Extracted data entries:
--------

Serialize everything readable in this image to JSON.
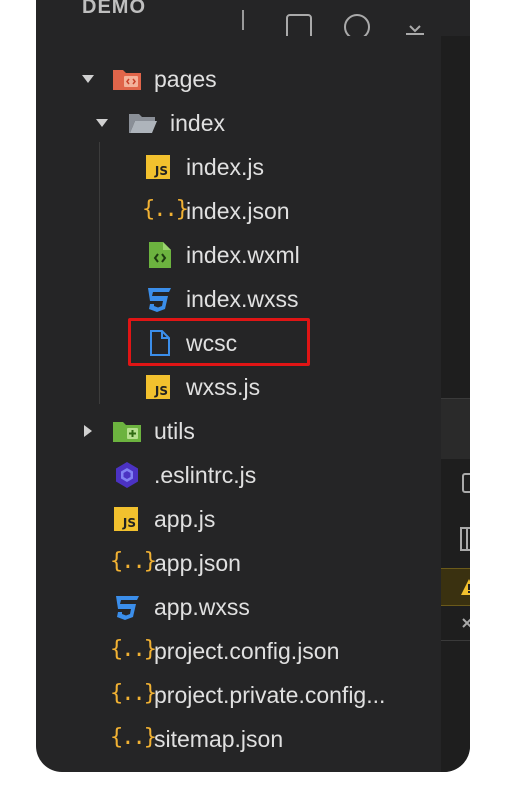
{
  "explorer": {
    "title": "DEMO",
    "items": [
      {
        "label": "pages",
        "type": "folder",
        "open": true
      },
      {
        "label": "index",
        "type": "folder",
        "open": true
      },
      {
        "label": "index.js",
        "type": "js"
      },
      {
        "label": "index.json",
        "type": "json"
      },
      {
        "label": "index.wxml",
        "type": "wxml"
      },
      {
        "label": "index.wxss",
        "type": "wxss"
      },
      {
        "label": "wcsc",
        "type": "file",
        "highlighted": true
      },
      {
        "label": "wxss.js",
        "type": "js"
      },
      {
        "label": "utils",
        "type": "folder",
        "open": false
      },
      {
        "label": ".eslintrc.js",
        "type": "eslint"
      },
      {
        "label": "app.js",
        "type": "js"
      },
      {
        "label": "app.json",
        "type": "json"
      },
      {
        "label": "app.wxss",
        "type": "wxss"
      },
      {
        "label": "project.config.json",
        "type": "json"
      },
      {
        "label": "project.private.config...",
        "type": "json"
      },
      {
        "label": "sitemap.json",
        "type": "json"
      }
    ]
  },
  "icons": {
    "js_text": "JS",
    "json_text": "{..}"
  },
  "colors": {
    "background": "#252526",
    "highlight_border": "#e01515",
    "js_badge": "#f2c12e",
    "json_brace": "#f2b233",
    "css_icon": "#3b8eea",
    "folder_pages": "#e0654a",
    "folder_utils": "#6cb33f"
  }
}
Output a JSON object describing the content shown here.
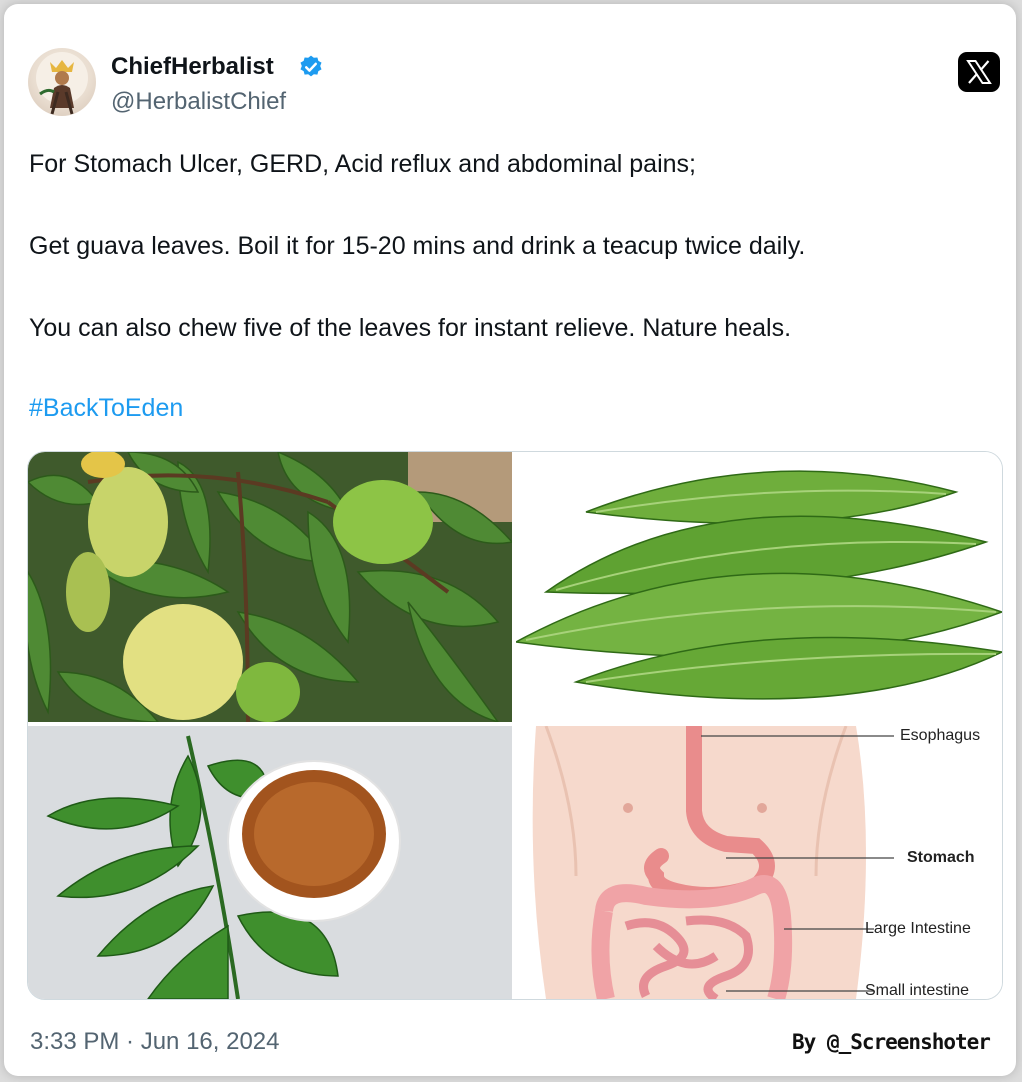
{
  "tweet": {
    "author_name": "ChiefHerbalist",
    "author_handle": "@HerbalistChief",
    "verified": true,
    "paragraphs": [
      "For Stomach Ulcer, GERD, Acid reflux and abdominal pains;",
      "Get guava leaves. Boil it for 15-20 mins and drink a teacup twice daily.",
      "You can also chew five of the leaves for instant relieve. Nature heals."
    ],
    "hashtag": "#BackToEden",
    "timestamp": "3:33 PM · Jun 16, 2024"
  },
  "media": {
    "anatomy_labels": {
      "esophagus": "Esophagus",
      "stomach": "Stomach",
      "large_intestine": "Large Intestine",
      "small_intestine": "Small intestine"
    }
  },
  "watermark": "By @_Screenshoter",
  "icons": {
    "platform_logo": "x-logo-icon",
    "verified_badge": "verified-badge-icon"
  },
  "colors": {
    "hashtag": "#1d9bf0",
    "verified": "#1d9bf0",
    "secondary_text": "#536471"
  }
}
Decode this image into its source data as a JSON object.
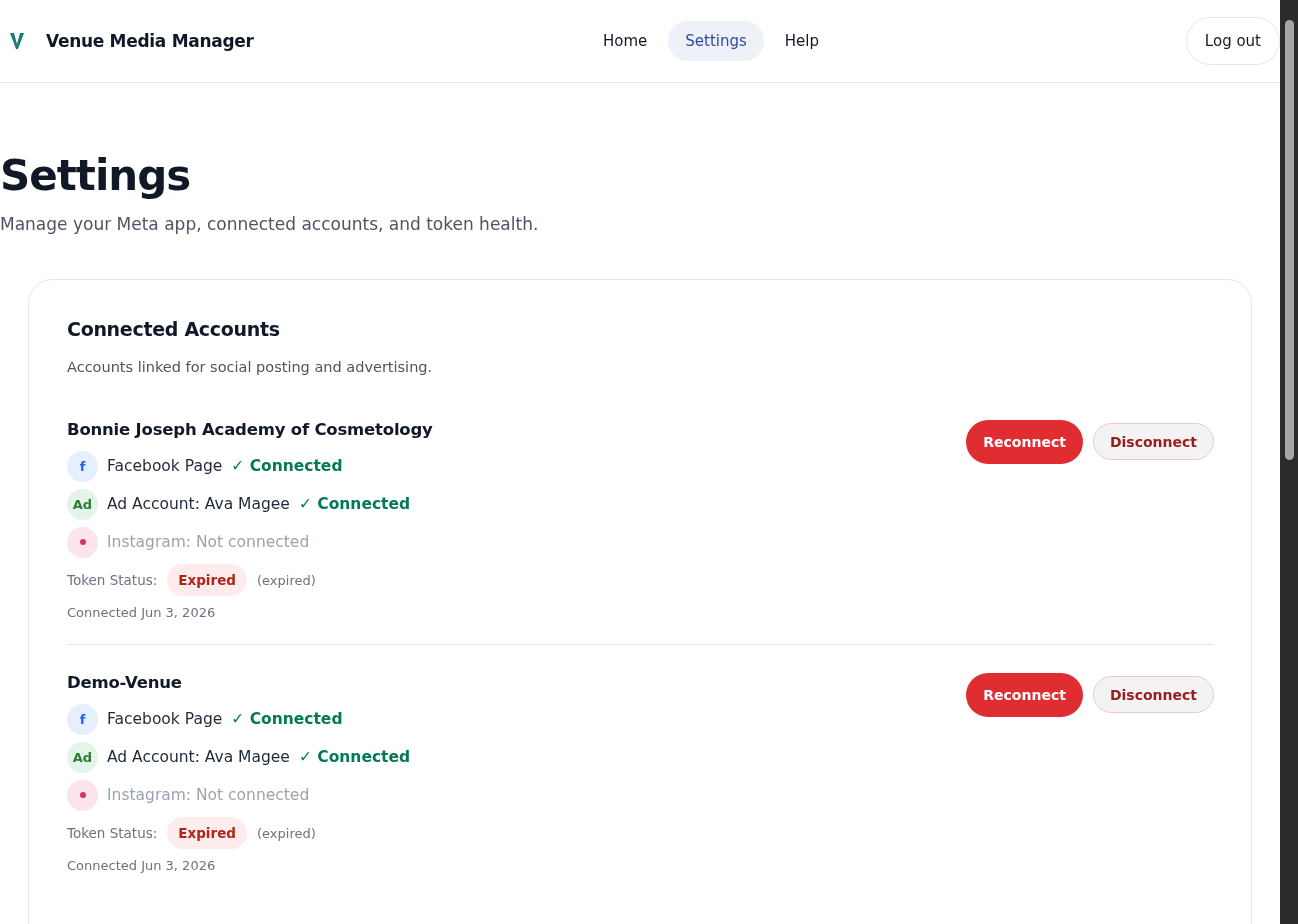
{
  "header": {
    "app_name": "Venue Media Manager",
    "nav": [
      {
        "label": "Home",
        "selected": false
      },
      {
        "label": "Settings",
        "selected": true
      },
      {
        "label": "Help",
        "selected": false
      }
    ],
    "logout": "Log out"
  },
  "page": {
    "title": "Settings",
    "subtitle": "Manage your Meta app, connected accounts, and token health."
  },
  "card": {
    "title": "Connected Accounts",
    "description": "Accounts linked for social posting and advertising.",
    "accounts": [
      {
        "name": "Bonnie Joseph Academy of Cosmetology",
        "services": [
          {
            "kind": "facebook",
            "badge": "f",
            "label": "Facebook Page",
            "connected": true,
            "status": "✓ Connected"
          },
          {
            "kind": "ad",
            "badge": "Ad",
            "label": "Ad Account: Ava Magee",
            "connected": true,
            "status": "✓ Connected"
          },
          {
            "kind": "instagram",
            "label": "Instagram: Not connected",
            "connected": false
          }
        ],
        "token_label": "Token Status:",
        "token_badge": "Expired",
        "token_note": "(expired)",
        "connected_on": "Connected Jun 3, 2026",
        "buttons": [
          "Reconnect",
          "Disconnect"
        ]
      },
      {
        "name": "Demo-Venue",
        "services": [
          {
            "kind": "facebook",
            "badge": "f",
            "label": "Facebook Page",
            "connected": true,
            "status": "✓ Connected"
          },
          {
            "kind": "ad",
            "badge": "Ad",
            "label": "Ad Account: Ava Magee",
            "connected": true,
            "status": "✓ Connected"
          },
          {
            "kind": "instagram",
            "label": "Instagram: Not connected",
            "connected": false
          }
        ],
        "token_label": "Token Status:",
        "token_badge": "Expired",
        "token_note": "(expired)",
        "connected_on": "Connected Jun 3, 2026",
        "buttons": [
          "Reconnect",
          "Disconnect"
        ]
      }
    ]
  }
}
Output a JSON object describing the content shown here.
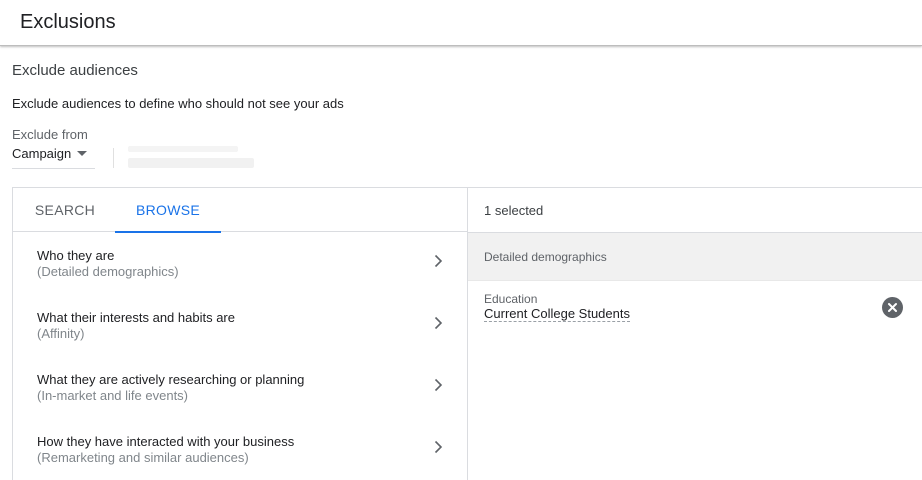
{
  "header": {
    "title": "Exclusions"
  },
  "section": {
    "title": "Exclude audiences",
    "description": "Exclude audiences to define who should not see your ads"
  },
  "exclude_from": {
    "label": "Exclude from",
    "value": "Campaign"
  },
  "tabs": [
    {
      "label": "SEARCH",
      "active": false
    },
    {
      "label": "BROWSE",
      "active": true
    }
  ],
  "browse_items": [
    {
      "title": "Who they are",
      "subtitle": "(Detailed demographics)"
    },
    {
      "title": "What their interests and habits are",
      "subtitle": "(Affinity)"
    },
    {
      "title": "What they are actively researching or planning",
      "subtitle": "(In-market and life events)"
    },
    {
      "title": "How they have interacted with your business",
      "subtitle": "(Remarketing and similar audiences)"
    }
  ],
  "selection": {
    "count_text": "1 selected",
    "group": "Detailed demographics",
    "items": [
      {
        "category": "Education",
        "value": "Current College Students"
      }
    ]
  },
  "icons": {
    "dropdown": "caret-down-icon",
    "browse_chevron": "chevron-right-icon",
    "remove": "remove-circle-icon"
  },
  "colors": {
    "accent": "#1a73e8",
    "muted_text": "#5f6368",
    "group_header_bg": "#f1f1f1",
    "remove_icon_bg": "#5f6368"
  }
}
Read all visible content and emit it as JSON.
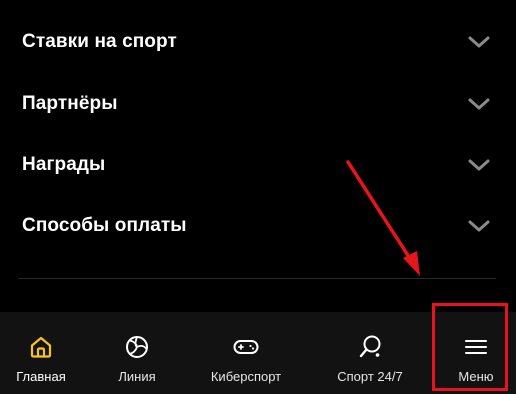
{
  "accordion": {
    "items": [
      {
        "label": "Ставки на спорт",
        "icon": "chevron-down-icon"
      },
      {
        "label": "Партнёры",
        "icon": "chevron-down-icon"
      },
      {
        "label": "Награды",
        "icon": "chevron-down-icon"
      },
      {
        "label": "Способы оплаты",
        "icon": "chevron-down-icon"
      }
    ]
  },
  "tabbar": {
    "active_color": "#f5c518",
    "items": [
      {
        "label": "Главная",
        "icon": "home-icon",
        "active": true
      },
      {
        "label": "Линия",
        "icon": "volleyball-icon",
        "active": false
      },
      {
        "label": "Киберспорт",
        "icon": "gamepad-icon",
        "active": false
      },
      {
        "label": "Спорт 24/7",
        "icon": "ping-pong-icon",
        "active": false
      },
      {
        "label": "Меню",
        "icon": "hamburger-menu-icon",
        "active": false
      }
    ]
  },
  "annotation": {
    "color": "#e8141b",
    "target": "Меню"
  }
}
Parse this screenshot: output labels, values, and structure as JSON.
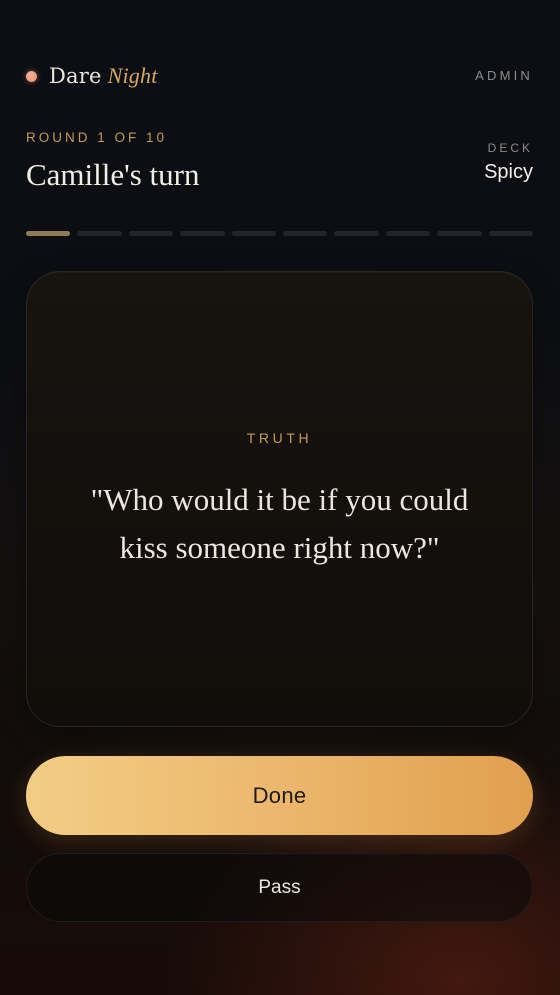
{
  "header": {
    "brand_main": "Dare",
    "brand_accent": "Night",
    "admin_label": "ADMIN"
  },
  "game": {
    "round_label": "ROUND 1 OF 10",
    "turn_label": "Camille's turn",
    "deck_label": "DECK",
    "deck_value": "Spicy",
    "progress": {
      "current": 1,
      "total": 10
    }
  },
  "card": {
    "type_label": "TRUTH",
    "prompt": "\"Who would it be if you could kiss someone right now?\""
  },
  "actions": {
    "done_label": "Done",
    "pass_label": "Pass"
  },
  "colors": {
    "accent": "#c49a57",
    "button_gradient_start": "#f3cd85",
    "button_gradient_end": "#e19f4e",
    "dot": "#e3876a"
  }
}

--------

_Task goal:_
Repeat the entries exactly. Pictures are excluded from the copy.

_Answer for this exercise:_
Serialize everything readable in this image to JSON.
{
  "explorer": {
    "title": "DEMO",
    "items": [
      {
        "label": "pages",
        "type": "folder",
        "open": true
      },
      {
        "label": "index",
        "type": "folder",
        "open": true
      },
      {
        "label": "index.js",
        "type": "js"
      },
      {
        "label": "index.json",
        "type": "json"
      },
      {
        "label": "index.wxml",
        "type": "wxml"
      },
      {
        "label": "index.wxss",
        "type": "wxss"
      },
      {
        "label": "wcsc",
        "type": "file",
        "highlighted": true
      },
      {
        "label": "wxss.js",
        "type": "js"
      },
      {
        "label": "utils",
        "type": "folder",
        "open": false
      },
      {
        "label": ".eslintrc.js",
        "type": "eslint"
      },
      {
        "label": "app.js",
        "type": "js"
      },
      {
        "label": "app.json",
        "type": "json"
      },
      {
        "label": "app.wxss",
        "type": "wxss"
      },
      {
        "label": "project.config.json",
        "type": "json"
      },
      {
        "label": "project.private.config...",
        "type": "json"
      },
      {
        "label": "sitemap.json",
        "type": "json"
      }
    ]
  },
  "icons": {
    "js_text": "JS",
    "json_text": "{..}"
  },
  "colors": {
    "background": "#252526",
    "highlight_border": "#e01515",
    "js_badge": "#f2c12e",
    "json_brace": "#f2b233",
    "css_icon": "#3b8eea",
    "folder_pages": "#e0654a",
    "folder_utils": "#6cb33f"
  }
}
Output a JSON object describing the content shown here.
{
  "tweet": {
    "author_name": "ChiefHerbalist",
    "author_handle": "@HerbalistChief",
    "verified": true,
    "paragraphs": [
      "For Stomach Ulcer, GERD, Acid reflux and abdominal pains;",
      "Get guava leaves. Boil it for 15-20 mins and drink a teacup twice daily.",
      "You can also chew five of the leaves for instant relieve. Nature heals."
    ],
    "hashtag": "#BackToEden",
    "timestamp": "3:33 PM · Jun 16, 2024"
  },
  "media": {
    "anatomy_labels": {
      "esophagus": "Esophagus",
      "stomach": "Stomach",
      "large_intestine": "Large Intestine",
      "small_intestine": "Small intestine"
    }
  },
  "watermark": "By @_Screenshoter",
  "icons": {
    "platform_logo": "x-logo-icon",
    "verified_badge": "verified-badge-icon"
  },
  "colors": {
    "hashtag": "#1d9bf0",
    "verified": "#1d9bf0",
    "secondary_text": "#536471"
  }
}
Decode this image into its source data as a JSON object.
{
  "header": {
    "app_name": "Venue Media Manager",
    "nav": [
      {
        "label": "Home",
        "selected": false
      },
      {
        "label": "Settings",
        "selected": true
      },
      {
        "label": "Help",
        "selected": false
      }
    ],
    "logout": "Log out"
  },
  "page": {
    "title": "Settings",
    "subtitle": "Manage your Meta app, connected accounts, and token health."
  },
  "card": {
    "title": "Connected Accounts",
    "description": "Accounts linked for social posting and advertising.",
    "accounts": [
      {
        "name": "Bonnie Joseph Academy of Cosmetology",
        "services": [
          {
            "kind": "facebook",
            "badge": "f",
            "label": "Facebook Page",
            "connected": true,
            "status": "✓ Connected"
          },
          {
            "kind": "ad",
            "badge": "Ad",
            "label": "Ad Account: Ava Magee",
            "connected": true,
            "status": "✓ Connected"
          },
          {
            "kind": "instagram",
            "label": "Instagram: Not connected",
            "connected": false
          }
        ],
        "token_label": "Token Status:",
        "token_badge": "Expired",
        "token_note": "(expired)",
        "connected_on": "Connected Jun 3, 2026",
        "buttons": [
          "Reconnect",
          "Disconnect"
        ]
      },
      {
        "name": "Demo-Venue",
        "services": [
          {
            "kind": "facebook",
            "badge": "f",
            "label": "Facebook Page",
            "connected": true,
            "status": "✓ Connected"
          },
          {
            "kind": "ad",
            "badge": "Ad",
            "label": "Ad Account: Ava Magee",
            "connected": true,
            "status": "✓ Connected"
          },
          {
            "kind": "instagram",
            "label": "Instagram: Not connected",
            "connected": false
          }
        ],
        "token_label": "Token Status:",
        "token_badge": "Expired",
        "token_note": "(expired)",
        "connected_on": "Connected Jun 3, 2026",
        "buttons": [
          "Reconnect",
          "Disconnect"
        ]
      }
    ]
  }
}
Output a JSON object describing the content shown here.
{
  "header": {
    "title": "Exclusions"
  },
  "section": {
    "title": "Exclude audiences",
    "description": "Exclude audiences to define who should not see your ads"
  },
  "exclude_from": {
    "label": "Exclude from",
    "value": "Campaign"
  },
  "tabs": [
    {
      "label": "SEARCH",
      "active": false
    },
    {
      "label": "BROWSE",
      "active": true
    }
  ],
  "browse_items": [
    {
      "title": "Who they are",
      "subtitle": "(Detailed demographics)"
    },
    {
      "title": "What their interests and habits are",
      "subtitle": "(Affinity)"
    },
    {
      "title": "What they are actively researching or planning",
      "subtitle": "(In-market and life events)"
    },
    {
      "title": "How they have interacted with your business",
      "subtitle": "(Remarketing and similar audiences)"
    }
  ],
  "selection": {
    "count_text": "1 selected",
    "group": "Detailed demographics",
    "items": [
      {
        "category": "Education",
        "value": "Current College Students"
      }
    ]
  },
  "icons": {
    "dropdown": "caret-down-icon",
    "browse_chevron": "chevron-right-icon",
    "remove": "remove-circle-icon"
  },
  "colors": {
    "accent": "#1a73e8",
    "muted_text": "#5f6368",
    "group_header_bg": "#f1f1f1",
    "remove_icon_bg": "#5f6368"
  }
}
Read all visible content and emit it as JSON.
{
  "accordion": {
    "items": [
      {
        "label": "Ставки на спорт",
        "icon": "chevron-down-icon"
      },
      {
        "label": "Партнёры",
        "icon": "chevron-down-icon"
      },
      {
        "label": "Награды",
        "icon": "chevron-down-icon"
      },
      {
        "label": "Способы оплаты",
        "icon": "chevron-down-icon"
      }
    ]
  },
  "tabbar": {
    "active_color": "#f5c518",
    "items": [
      {
        "label": "Главная",
        "icon": "home-icon",
        "active": true
      },
      {
        "label": "Линия",
        "icon": "volleyball-icon",
        "active": false
      },
      {
        "label": "Киберспорт",
        "icon": "gamepad-icon",
        "active": false
      },
      {
        "label": "Спорт 24/7",
        "icon": "ping-pong-icon",
        "active": false
      },
      {
        "label": "Меню",
        "icon": "hamburger-menu-icon",
        "active": false
      }
    ]
  },
  "annotation": {
    "color": "#e8141b",
    "target": "Меню"
  }
}
Parse this screenshot: output labels, values, and structure as JSON.
{
  "header": {
    "brand_main": "Dare",
    "brand_accent": "Night",
    "admin_label": "ADMIN"
  },
  "game": {
    "round_label": "ROUND 1 OF 10",
    "turn_label": "Camille's turn",
    "deck_label": "DECK",
    "deck_value": "Spicy",
    "progress": {
      "current": 1,
      "total": 10
    }
  },
  "card": {
    "type_label": "TRUTH",
    "prompt": "\"Who would it be if you could kiss someone right now?\""
  },
  "actions": {
    "done_label": "Done",
    "pass_label": "Pass"
  },
  "colors": {
    "accent": "#c49a57",
    "button_gradient_start": "#f3cd85",
    "button_gradient_end": "#e19f4e",
    "dot": "#e3876a"
  }
}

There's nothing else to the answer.